##### RECORDS SUPPLIED #####

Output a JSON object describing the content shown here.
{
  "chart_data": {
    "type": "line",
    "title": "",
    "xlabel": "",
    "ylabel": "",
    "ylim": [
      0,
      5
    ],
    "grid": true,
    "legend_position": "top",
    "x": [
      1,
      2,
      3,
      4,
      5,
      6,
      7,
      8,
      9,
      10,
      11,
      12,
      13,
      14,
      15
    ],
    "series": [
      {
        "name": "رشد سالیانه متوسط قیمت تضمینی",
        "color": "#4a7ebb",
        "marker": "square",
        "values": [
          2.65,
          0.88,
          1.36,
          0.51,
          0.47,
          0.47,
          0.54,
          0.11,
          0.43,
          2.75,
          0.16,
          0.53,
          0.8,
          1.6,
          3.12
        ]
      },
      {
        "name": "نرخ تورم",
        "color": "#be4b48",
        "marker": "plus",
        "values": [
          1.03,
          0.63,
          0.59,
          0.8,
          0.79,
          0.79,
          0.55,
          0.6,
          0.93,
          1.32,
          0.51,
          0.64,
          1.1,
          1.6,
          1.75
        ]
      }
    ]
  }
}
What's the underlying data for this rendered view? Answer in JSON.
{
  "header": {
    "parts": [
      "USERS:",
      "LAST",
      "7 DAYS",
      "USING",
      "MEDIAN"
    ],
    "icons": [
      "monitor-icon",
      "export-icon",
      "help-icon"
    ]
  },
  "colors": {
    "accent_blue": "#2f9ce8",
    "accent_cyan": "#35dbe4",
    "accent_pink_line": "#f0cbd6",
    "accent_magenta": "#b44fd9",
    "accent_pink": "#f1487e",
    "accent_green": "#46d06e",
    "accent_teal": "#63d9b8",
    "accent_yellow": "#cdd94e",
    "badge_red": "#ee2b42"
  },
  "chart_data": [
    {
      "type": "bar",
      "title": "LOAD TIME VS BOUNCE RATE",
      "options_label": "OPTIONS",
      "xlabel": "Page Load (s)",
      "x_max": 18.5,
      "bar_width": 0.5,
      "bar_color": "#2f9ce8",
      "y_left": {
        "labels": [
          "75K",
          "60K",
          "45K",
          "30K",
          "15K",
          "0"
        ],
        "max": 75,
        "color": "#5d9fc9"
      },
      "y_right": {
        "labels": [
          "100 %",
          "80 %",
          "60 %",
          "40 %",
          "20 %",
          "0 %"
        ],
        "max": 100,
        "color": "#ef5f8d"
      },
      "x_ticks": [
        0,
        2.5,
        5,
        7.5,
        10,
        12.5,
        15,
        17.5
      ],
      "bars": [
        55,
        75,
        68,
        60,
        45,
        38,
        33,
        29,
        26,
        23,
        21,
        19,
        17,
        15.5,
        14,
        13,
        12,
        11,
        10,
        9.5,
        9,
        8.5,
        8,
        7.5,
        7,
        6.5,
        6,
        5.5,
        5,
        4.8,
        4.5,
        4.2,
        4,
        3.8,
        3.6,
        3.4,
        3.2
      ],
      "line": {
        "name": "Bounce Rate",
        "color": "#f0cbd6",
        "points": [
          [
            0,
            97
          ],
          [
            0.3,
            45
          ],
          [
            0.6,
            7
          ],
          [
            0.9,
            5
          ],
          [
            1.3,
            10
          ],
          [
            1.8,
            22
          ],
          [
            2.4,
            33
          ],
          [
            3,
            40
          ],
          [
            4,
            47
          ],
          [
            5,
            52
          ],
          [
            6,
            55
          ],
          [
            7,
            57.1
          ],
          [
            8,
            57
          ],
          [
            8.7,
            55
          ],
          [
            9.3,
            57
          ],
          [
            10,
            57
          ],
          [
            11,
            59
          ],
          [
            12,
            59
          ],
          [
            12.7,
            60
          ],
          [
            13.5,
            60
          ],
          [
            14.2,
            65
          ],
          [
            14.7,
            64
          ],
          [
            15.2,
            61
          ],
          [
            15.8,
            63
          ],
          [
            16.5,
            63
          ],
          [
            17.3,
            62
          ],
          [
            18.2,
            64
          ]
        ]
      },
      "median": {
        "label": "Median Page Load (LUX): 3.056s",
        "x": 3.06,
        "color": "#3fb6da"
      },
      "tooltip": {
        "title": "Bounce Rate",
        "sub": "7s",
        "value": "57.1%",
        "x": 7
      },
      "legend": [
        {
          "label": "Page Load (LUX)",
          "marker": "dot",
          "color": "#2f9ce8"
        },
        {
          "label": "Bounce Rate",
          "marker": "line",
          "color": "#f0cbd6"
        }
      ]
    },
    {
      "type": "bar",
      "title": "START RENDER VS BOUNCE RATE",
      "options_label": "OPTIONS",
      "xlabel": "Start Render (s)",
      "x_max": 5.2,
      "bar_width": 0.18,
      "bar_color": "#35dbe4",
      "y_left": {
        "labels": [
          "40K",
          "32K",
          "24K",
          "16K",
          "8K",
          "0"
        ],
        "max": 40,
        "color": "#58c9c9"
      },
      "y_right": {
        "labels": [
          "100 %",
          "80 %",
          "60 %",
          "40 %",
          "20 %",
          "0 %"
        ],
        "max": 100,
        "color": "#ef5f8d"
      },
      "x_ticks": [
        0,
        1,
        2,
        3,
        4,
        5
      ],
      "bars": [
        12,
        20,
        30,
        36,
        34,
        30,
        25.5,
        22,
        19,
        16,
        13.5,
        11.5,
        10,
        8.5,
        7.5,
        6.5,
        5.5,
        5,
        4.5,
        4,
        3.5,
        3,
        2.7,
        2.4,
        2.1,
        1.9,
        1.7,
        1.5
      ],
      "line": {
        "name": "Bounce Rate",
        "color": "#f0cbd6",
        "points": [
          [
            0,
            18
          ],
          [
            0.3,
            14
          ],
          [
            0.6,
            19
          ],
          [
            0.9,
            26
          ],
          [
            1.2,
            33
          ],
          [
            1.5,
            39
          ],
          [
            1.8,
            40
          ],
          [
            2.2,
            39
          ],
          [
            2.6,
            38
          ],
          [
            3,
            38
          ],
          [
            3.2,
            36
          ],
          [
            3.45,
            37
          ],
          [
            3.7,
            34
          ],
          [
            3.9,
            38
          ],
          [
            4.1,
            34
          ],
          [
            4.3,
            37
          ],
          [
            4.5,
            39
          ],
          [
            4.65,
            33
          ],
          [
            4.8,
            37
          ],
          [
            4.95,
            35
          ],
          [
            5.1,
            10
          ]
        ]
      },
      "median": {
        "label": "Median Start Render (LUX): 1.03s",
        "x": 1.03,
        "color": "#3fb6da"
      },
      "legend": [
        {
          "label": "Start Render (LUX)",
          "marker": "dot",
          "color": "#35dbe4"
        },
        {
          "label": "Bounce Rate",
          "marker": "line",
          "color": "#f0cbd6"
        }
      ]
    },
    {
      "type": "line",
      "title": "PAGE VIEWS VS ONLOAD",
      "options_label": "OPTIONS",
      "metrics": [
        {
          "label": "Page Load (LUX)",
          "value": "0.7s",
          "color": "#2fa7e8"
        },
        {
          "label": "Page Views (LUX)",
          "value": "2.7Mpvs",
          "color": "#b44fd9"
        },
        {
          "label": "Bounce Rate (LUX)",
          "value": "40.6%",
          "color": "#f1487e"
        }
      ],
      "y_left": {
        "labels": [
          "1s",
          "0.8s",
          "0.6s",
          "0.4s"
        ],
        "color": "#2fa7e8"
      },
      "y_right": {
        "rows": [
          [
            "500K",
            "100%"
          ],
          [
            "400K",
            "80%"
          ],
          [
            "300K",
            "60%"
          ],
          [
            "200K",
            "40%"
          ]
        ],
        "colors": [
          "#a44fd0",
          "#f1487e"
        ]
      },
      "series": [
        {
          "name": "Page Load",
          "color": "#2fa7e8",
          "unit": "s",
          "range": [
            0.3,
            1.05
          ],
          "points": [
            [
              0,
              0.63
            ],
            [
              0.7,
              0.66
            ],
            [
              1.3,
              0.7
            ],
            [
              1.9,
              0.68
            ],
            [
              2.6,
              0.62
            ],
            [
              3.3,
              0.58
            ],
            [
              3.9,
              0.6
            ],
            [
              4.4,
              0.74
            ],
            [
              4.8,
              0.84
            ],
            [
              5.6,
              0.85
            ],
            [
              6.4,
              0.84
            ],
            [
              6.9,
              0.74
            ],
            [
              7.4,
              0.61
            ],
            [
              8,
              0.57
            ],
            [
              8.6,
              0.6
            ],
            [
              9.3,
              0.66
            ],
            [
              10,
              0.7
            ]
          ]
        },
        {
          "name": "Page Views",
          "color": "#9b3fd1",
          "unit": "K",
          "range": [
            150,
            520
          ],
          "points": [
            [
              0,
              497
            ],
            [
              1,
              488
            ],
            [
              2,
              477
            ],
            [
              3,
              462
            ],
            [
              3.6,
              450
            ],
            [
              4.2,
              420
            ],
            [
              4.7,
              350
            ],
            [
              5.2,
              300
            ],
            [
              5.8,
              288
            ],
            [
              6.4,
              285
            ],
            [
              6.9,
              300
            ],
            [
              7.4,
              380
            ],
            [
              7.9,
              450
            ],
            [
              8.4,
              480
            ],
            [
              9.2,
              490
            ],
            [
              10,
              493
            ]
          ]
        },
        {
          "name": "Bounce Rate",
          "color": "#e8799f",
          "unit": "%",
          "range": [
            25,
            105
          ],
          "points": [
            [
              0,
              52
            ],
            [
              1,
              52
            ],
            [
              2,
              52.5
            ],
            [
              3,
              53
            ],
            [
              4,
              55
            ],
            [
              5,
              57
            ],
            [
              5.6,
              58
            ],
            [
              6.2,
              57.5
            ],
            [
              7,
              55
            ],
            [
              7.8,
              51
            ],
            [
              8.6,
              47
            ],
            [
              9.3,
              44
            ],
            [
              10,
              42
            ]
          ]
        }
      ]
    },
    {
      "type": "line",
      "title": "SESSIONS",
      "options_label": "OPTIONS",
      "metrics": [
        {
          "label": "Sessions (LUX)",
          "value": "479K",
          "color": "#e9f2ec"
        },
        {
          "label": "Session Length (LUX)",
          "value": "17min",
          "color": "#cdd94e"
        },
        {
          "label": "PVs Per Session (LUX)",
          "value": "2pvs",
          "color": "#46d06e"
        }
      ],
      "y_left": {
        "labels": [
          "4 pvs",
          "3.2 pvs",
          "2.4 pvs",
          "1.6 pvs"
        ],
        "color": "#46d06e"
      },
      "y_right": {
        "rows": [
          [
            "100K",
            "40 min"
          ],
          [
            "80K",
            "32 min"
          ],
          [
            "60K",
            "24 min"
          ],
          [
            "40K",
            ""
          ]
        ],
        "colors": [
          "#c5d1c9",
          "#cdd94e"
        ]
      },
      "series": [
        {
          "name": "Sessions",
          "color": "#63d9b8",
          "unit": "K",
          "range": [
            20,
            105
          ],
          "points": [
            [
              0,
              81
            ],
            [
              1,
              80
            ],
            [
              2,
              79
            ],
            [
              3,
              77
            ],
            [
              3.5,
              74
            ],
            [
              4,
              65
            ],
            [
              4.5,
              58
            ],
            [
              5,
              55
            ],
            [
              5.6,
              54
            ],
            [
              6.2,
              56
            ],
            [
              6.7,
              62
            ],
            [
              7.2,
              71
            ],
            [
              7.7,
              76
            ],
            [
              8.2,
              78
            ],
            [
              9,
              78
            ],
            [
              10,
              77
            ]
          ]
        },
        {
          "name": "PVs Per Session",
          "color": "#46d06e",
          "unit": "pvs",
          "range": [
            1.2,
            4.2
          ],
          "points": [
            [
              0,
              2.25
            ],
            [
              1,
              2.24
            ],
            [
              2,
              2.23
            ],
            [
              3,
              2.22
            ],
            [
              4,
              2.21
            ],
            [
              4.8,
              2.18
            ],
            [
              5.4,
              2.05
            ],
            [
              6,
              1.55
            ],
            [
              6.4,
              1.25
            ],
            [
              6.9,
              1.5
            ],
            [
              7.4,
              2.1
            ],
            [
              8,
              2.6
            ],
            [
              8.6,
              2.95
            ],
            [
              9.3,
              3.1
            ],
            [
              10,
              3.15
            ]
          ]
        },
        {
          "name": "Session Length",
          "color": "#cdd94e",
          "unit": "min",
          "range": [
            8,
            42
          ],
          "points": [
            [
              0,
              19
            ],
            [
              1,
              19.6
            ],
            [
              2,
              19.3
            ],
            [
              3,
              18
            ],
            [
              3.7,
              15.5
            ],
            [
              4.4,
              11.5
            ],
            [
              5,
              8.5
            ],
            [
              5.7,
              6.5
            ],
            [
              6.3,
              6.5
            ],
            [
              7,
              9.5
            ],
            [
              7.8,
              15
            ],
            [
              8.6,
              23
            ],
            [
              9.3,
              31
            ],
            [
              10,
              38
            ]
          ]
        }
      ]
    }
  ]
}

#####

(TASK STATEMENT)
Tally the lines of the records holding the word "Length", then state only the tally.

(OUTPUT FOR THIS EXERCISE)
2